Work required: Give every entry again, word for word.

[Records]
—————

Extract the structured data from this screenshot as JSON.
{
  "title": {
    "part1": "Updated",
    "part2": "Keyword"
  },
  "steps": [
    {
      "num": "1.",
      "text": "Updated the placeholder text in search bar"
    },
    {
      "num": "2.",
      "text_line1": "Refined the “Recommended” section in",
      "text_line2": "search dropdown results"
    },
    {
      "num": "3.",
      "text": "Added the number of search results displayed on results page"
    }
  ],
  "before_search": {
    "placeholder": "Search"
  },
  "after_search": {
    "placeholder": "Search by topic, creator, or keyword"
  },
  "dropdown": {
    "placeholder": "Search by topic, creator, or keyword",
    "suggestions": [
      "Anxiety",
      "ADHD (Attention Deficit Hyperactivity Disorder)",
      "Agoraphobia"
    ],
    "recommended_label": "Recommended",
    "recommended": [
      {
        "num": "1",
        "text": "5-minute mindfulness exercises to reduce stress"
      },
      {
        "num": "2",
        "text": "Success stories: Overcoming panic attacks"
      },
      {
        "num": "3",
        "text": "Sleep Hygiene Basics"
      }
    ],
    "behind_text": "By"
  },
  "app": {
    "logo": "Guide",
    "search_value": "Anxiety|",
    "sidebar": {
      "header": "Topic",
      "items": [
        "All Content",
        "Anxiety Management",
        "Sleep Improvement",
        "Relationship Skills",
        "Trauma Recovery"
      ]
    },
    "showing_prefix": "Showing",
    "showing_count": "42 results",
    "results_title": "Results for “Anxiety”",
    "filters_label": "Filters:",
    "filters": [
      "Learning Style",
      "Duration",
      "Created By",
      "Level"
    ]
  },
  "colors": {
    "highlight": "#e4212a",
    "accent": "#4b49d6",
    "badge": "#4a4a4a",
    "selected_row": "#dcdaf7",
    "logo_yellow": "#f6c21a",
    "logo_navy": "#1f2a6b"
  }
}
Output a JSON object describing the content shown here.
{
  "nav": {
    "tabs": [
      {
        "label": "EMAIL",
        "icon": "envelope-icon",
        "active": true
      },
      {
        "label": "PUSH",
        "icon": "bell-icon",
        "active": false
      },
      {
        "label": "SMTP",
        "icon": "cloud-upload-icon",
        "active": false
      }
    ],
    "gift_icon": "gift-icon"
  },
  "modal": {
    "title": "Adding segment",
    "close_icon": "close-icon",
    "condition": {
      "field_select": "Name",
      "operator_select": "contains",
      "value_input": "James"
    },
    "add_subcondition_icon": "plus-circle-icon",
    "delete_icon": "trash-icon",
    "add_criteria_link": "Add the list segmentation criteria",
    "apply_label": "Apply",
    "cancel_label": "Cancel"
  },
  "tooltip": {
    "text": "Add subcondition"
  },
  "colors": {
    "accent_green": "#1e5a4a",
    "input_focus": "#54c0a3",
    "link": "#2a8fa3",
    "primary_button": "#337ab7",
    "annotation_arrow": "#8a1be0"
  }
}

—————

Expected answer:
Extract the structured data from this screenshot as JSON.
{
  "title": {
    "part1": "Updated",
    "part2": "Keyword"
  },
  "steps": [
    {
      "num": "1.",
      "text": "Updated the placeholder text in search bar"
    },
    {
      "num": "2.",
      "text_line1": "Refined the “Recommended” section in",
      "text_line2": "search dropdown results"
    },
    {
      "num": "3.",
      "text": "Added the number of search results displayed on results page"
    }
  ],
  "before_search": {
    "placeholder": "Search"
  },
  "after_search": {
    "placeholder": "Search by topic, creator, or keyword"
  },
  "dropdown": {
    "placeholder": "Search by topic, creator, or keyword",
    "suggestions": [
      "Anxiety",
      "ADHD (Attention Deficit Hyperactivity Disorder)",
      "Agoraphobia"
    ],
    "recommended_label": "Recommended",
    "recommended": [
      {
        "num": "1",
        "text": "5-minute mindfulness exercises to reduce stress"
      },
      {
        "num": "2",
        "text": "Success stories: Overcoming panic attacks"
      },
      {
        "num": "3",
        "text": "Sleep Hygiene Basics"
      }
    ],
    "behind_text": "By"
  },
  "app": {
    "logo": "Guide",
    "search_value": "Anxiety|",
    "sidebar": {
      "header": "Topic",
      "items": [
        "All Content",
        "Anxiety Management",
        "Sleep Improvement",
        "Relationship Skills",
        "Trauma Recovery"
      ]
    },
    "showing_prefix": "Showing",
    "showing_count": "42 results",
    "results_title": "Results for “Anxiety”",
    "filters_label": "Filters:",
    "filters": [
      "Learning Style",
      "Duration",
      "Created By",
      "Level"
    ]
  },
  "colors": {
    "highlight": "#e4212a",
    "accent": "#4b49d6",
    "badge": "#4a4a4a",
    "selected_row": "#dcdaf7",
    "logo_yellow": "#f6c21a",
    "logo_navy": "#1f2a6b"
  }
}
Output a JSON object describing the content shown here.
{
  "nav": {
    "tabs": [
      {
        "label": "EMAIL",
        "icon": "envelope-icon",
        "active": true
      },
      {
        "label": "PUSH",
        "icon": "bell-icon",
        "active": false
      },
      {
        "label": "SMTP",
        "icon": "cloud-upload-icon",
        "active": false
      }
    ],
    "gift_icon": "gift-icon"
  },
  "modal": {
    "title": "Adding segment",
    "close_icon": "close-icon",
    "condition": {
      "field_select": "Name",
      "operator_select": "contains",
      "value_input": "James"
    },
    "add_subcondition_icon": "plus-circle-icon",
    "delete_icon": "trash-icon",
    "add_criteria_link": "Add the list segmentation criteria",
    "apply_label": "Apply",
    "cancel_label": "Cancel"
  },
  "tooltip": {
    "text": "Add subcondition"
  },
  "colors": {
    "accent_green": "#1e5a4a",
    "input_focus": "#54c0a3",
    "link": "#2a8fa3",
    "primary_button": "#337ab7",
    "annotation_arrow": "#8a1be0"
  }
}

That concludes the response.